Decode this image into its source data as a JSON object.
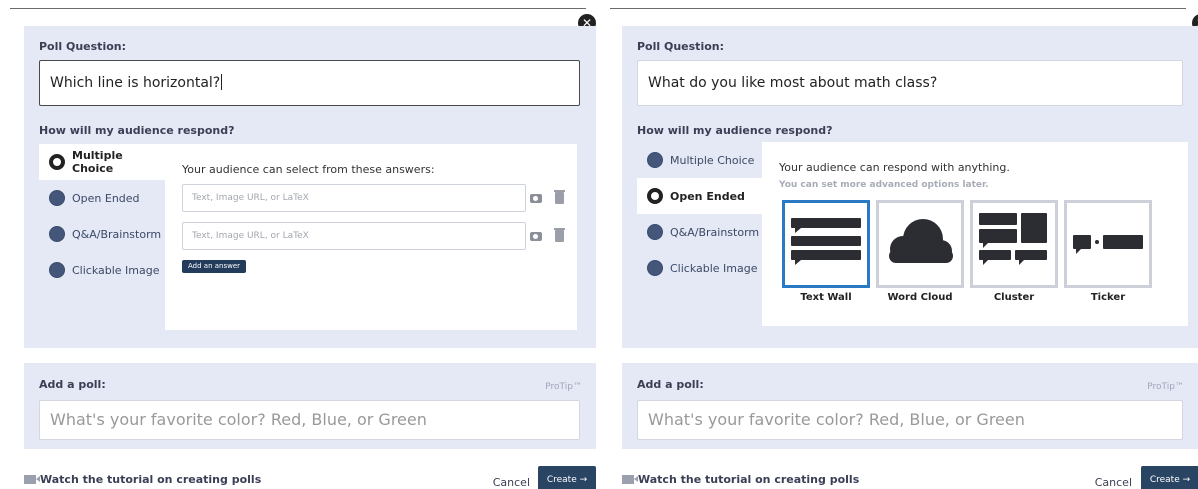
{
  "common": {
    "close_glyph": "✕",
    "poll_question_label": "Poll Question:",
    "respond_label": "How will my audience respond?",
    "tabs": {
      "multiple_choice": "Multiple Choice",
      "open_ended": "Open Ended",
      "qa_brainstorm": "Q&A/Brainstorm",
      "clickable_image": "Clickable Image"
    },
    "add_poll_label": "Add a poll:",
    "protip": "ProTip™",
    "add_poll_placeholder": "What's your favorite color? Red, Blue, or Green",
    "tutorial_link": "Watch the tutorial on creating polls",
    "cancel": "Cancel",
    "create": "Create →"
  },
  "left": {
    "question_value": "Which line is horizontal?",
    "active_tab": "Multiple Choice",
    "content_title": "Your audience can select from these answers:",
    "answer_placeholder": "Text, Image URL, or LaTeX",
    "add_answer": "Add an answer"
  },
  "right": {
    "question_value": "What do you like most about math class?",
    "active_tab": "Open Ended",
    "content_title": "Your audience can respond with anything.",
    "content_sub": "You can set more advanced options later.",
    "viz_options": [
      "Text Wall",
      "Word Cloud",
      "Cluster",
      "Ticker"
    ],
    "selected_viz": "Text Wall"
  },
  "colors": {
    "section_bg": "#e5e8f5",
    "create_bg": "#2a4564",
    "selected_border": "#2979c4"
  }
}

### Aim of the task
Quote every entry exactly, with the pictures omitted.

### Full answer
Decode this image into its source data as a JSON object.
{
  "common": {
    "close_glyph": "✕",
    "poll_question_label": "Poll Question:",
    "respond_label": "How will my audience respond?",
    "tabs": {
      "multiple_choice": "Multiple Choice",
      "open_ended": "Open Ended",
      "qa_brainstorm": "Q&A/Brainstorm",
      "clickable_image": "Clickable Image"
    },
    "add_poll_label": "Add a poll:",
    "protip": "ProTip™",
    "add_poll_placeholder": "What's your favorite color? Red, Blue, or Green",
    "tutorial_link": "Watch the tutorial on creating polls",
    "cancel": "Cancel",
    "create": "Create →"
  },
  "left": {
    "question_value": "Which line is horizontal?",
    "active_tab": "Multiple Choice",
    "content_title": "Your audience can select from these answers:",
    "answer_placeholder": "Text, Image URL, or LaTeX",
    "add_answer": "Add an answer"
  },
  "right": {
    "question_value": "What do you like most about math class?",
    "active_tab": "Open Ended",
    "content_title": "Your audience can respond with anything.",
    "content_sub": "You can set more advanced options later.",
    "viz_options": [
      "Text Wall",
      "Word Cloud",
      "Cluster",
      "Ticker"
    ],
    "selected_viz": "Text Wall"
  },
  "colors": {
    "section_bg": "#e5e8f5",
    "create_bg": "#2a4564",
    "selected_border": "#2979c4"
  }
}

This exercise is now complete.